• **TEXT ZUM LESEN**:

«Wahnsinnig viel Gratis-Bügu»

Viel Arbeit, kaum Umsatz: Solidarische Beizen in Bern leisten zu einem guten Teil auch soziale Arbeit. Das geht auf Kosten ihrer Gastro-Einnahmen.

Brasserie Lorraine fotografiert am Montag, 5. Februar 2024 in Bern. (hauptstadt.be / Simon Boschi)
In Beizen mit Soli-Menüs und Café-Surprise sind Menschen in prekären Lebenslagen willkommen. (Bild: Simon Boschi (Archiv))

Es ist viel los für einen Dienstagnachmittag im Café Kairo in der Lorraine: Chefin Kathrin Pauli – von allen Trine genannt – springt zwischen Küche, Bar und Gästeraum hin und her: Ein Gast will zehn Franken in Einfränkler tauschen, eine Gästin sucht ihre liegengelassenen Lederhandschuhe und die dritte Gästin möchte ihr Herrgöttli bezahlen. Pauli kneift die Augen zusammen, sagt ihr den Betrag und verschwindet rufend, dass sie gleich einkassiere, mit einer Kiste Altglas im Keller. 

Etwas später lässt sich Pauli endlich an einen Tisch plumpsen und erzählt «wild und wütend drauf los», wie sie es nennt. 

Sie und ihr Team vom Café Kairo machen täglich den Spagat zwischen kommerziellem Gastgewerbe und dem Anspruch, ein solidarischer Ort für Menschen zu sein, die sonst keinen Platz in der Gesellschaft haben. 

Einfach ist das nicht. Und es nerve ab und zu, findet Pauli. Einige dieser Menschen kommen teilweise mehrmals täglich in die Beiz und schnorren beim Service-Personal sowie bei den Gäst*innen Kaffee oder Geld. 

«Wir müssen mit einem Auge immer diese Menschen beobachten und schauen, dass sie den anderen nicht auf den Sack gehen und sie in Ruhe essen können», sagt Pauli.

• **BEREITGESTELLTE DATEN**:
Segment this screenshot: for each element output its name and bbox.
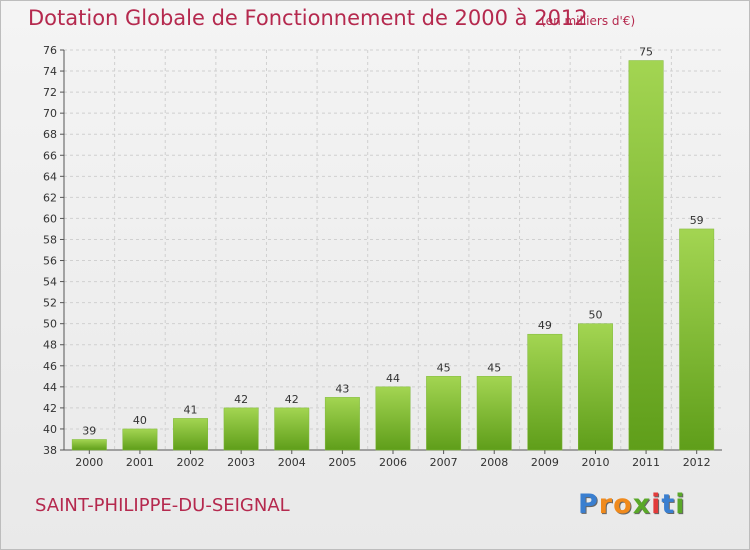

• **ARBEITSANWEISUNGEN**:
(1) Wie wird Kathrin Pauli laut dem Text über solidarische Beizen in Bern von allen genannt?
(2) Führe den Text über solidarische Beizen in Bern nach seinem letzten Satz weiter.

• **ANTWORTEN JE AUFGABE**:
(1) Sie wird von allen Trine genannt.

(2)
Sozialer Austausch oder Ohr abkauen

Es kommen immer wieder die gleichen hilfesuchenden Menschen ins Kairo. Einige sind ab und zu in der «Psychi». Das erzählen sie, wenn sie zurück in der Beiz sind, «und wir merken es, wenn sie einige Wochen nicht auftauchen», sagt Pauli. Die Beiz sei für einige auch Heimat. Hier erzählen die Menschen Pauli und ihren Angestellten, wie es ihnen geht, was bei ihnen ansteht, womit sie im Moment ringen. 

Das ist nichts Neues: Beizen waren schon immer ein Ort für sozialen Austausch. Wo man sich trifft oder spontan austauscht. 

Reitschule temporaer geschlossen fotografiert am Samstag, 11. Januar 2025 in Bern. (hauptstadt.be / Simon Boschi)
Der Vorplatz sei kein Ort für vulnerable Jugendliche – die Reitschule schickt deshalb auch mal junge Menschen weg. (Bild: Simon Boschi (Archiv))

Wenn einem aber das «Ohr abgekaut» werde, sei das sowohl für Angestellte wie für Gäst*innen anstrengend, findet Pauli. Sei jemand zum dritten, vierten Mal an diesem Tag hier, komme schon vor, dass Pauli die Person fortschickt.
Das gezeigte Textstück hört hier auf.